Write the count of lines that contain the word "AVSS" and nothing else.
-=-=-=-=-
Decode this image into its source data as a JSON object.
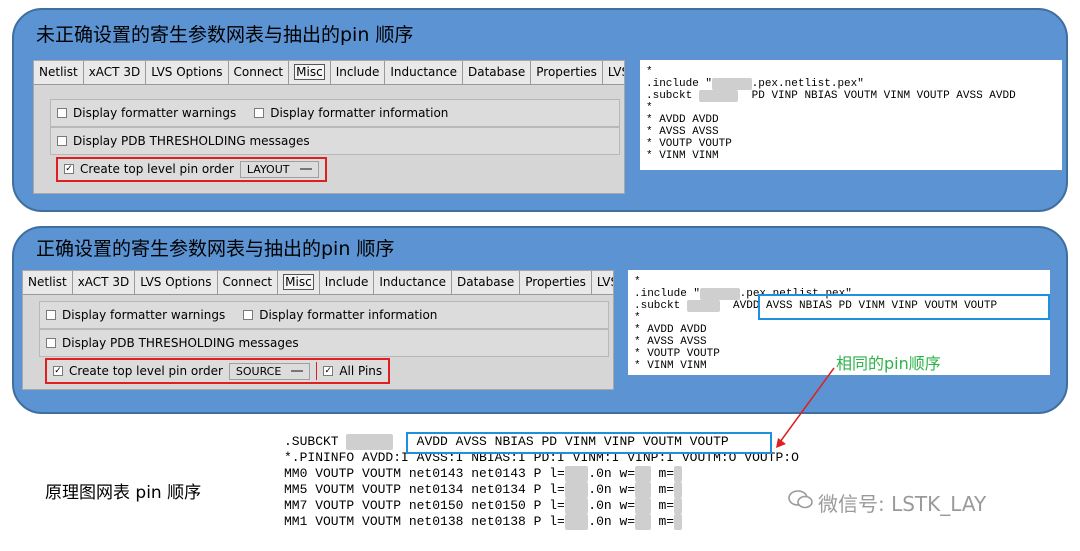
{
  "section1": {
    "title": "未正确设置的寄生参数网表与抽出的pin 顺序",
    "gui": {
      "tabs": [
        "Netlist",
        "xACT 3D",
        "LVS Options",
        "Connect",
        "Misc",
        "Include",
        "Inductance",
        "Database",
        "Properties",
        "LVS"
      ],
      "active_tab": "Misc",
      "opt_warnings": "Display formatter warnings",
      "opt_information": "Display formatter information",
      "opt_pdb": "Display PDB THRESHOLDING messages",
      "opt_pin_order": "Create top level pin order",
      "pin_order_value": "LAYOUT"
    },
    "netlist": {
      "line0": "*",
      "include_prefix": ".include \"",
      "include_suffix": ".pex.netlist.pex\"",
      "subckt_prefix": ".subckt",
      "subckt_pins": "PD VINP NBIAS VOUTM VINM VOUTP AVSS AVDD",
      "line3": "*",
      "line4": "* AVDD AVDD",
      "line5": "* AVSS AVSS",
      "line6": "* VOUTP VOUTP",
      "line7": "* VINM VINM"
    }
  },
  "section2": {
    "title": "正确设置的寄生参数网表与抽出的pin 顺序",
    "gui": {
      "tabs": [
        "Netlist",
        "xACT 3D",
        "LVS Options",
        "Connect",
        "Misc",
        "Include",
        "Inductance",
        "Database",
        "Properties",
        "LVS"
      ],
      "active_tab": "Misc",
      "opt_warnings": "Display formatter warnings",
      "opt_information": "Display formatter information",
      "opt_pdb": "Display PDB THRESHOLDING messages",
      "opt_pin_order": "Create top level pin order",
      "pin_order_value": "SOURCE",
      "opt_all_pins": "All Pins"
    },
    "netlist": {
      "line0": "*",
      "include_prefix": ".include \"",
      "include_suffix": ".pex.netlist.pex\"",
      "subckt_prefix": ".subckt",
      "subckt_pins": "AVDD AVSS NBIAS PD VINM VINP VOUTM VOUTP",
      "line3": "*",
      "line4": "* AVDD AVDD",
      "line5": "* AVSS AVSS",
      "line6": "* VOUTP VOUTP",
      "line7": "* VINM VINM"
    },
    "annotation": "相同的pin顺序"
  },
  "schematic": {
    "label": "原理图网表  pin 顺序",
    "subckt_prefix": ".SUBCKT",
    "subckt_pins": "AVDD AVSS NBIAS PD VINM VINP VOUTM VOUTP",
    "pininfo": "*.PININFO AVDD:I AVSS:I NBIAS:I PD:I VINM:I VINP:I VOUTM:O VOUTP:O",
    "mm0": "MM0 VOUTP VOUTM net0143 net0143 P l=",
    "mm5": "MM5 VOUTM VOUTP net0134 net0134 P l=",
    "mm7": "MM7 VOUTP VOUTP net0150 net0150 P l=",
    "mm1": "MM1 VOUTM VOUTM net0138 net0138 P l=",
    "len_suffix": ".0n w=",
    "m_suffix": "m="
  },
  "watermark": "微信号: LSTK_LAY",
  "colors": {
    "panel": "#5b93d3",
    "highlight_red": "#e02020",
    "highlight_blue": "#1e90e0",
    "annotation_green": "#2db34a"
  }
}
-=-=-=-=-
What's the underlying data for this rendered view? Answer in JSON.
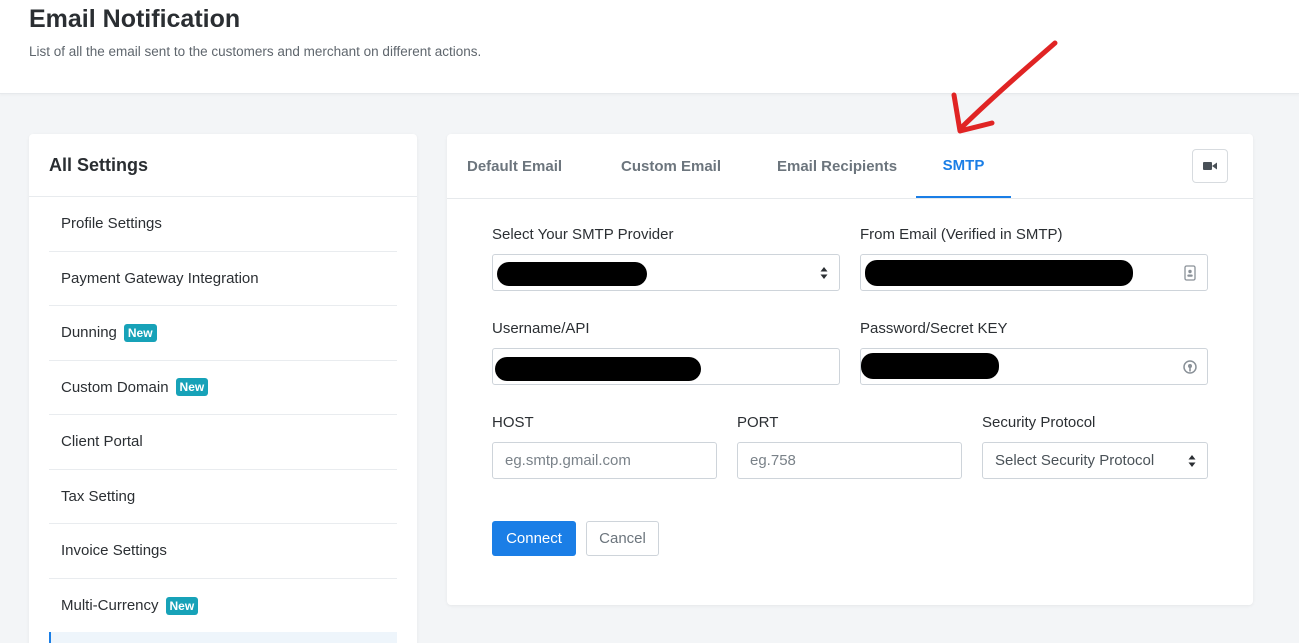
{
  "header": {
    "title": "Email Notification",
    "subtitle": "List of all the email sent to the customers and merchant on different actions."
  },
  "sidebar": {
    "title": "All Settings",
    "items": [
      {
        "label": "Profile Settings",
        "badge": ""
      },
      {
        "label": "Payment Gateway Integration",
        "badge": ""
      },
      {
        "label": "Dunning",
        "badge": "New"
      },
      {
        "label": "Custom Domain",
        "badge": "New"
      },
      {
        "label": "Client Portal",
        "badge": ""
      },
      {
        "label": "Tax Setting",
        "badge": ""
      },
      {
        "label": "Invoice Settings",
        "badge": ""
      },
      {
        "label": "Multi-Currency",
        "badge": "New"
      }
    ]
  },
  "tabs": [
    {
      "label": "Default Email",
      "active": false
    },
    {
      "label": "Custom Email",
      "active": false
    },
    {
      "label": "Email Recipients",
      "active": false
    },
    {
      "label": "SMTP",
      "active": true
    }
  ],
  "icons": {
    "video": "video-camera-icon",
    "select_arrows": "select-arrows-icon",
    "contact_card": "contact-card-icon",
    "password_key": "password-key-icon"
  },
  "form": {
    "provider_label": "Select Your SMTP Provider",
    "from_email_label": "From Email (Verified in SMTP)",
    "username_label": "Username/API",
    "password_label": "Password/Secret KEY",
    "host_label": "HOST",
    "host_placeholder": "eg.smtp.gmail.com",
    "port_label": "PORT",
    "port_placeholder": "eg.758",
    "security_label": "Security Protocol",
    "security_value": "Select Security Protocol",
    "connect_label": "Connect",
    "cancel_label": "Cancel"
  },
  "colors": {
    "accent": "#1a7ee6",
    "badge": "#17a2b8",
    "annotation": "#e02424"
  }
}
-=-=-=-=-
▶ Result of this exercise
6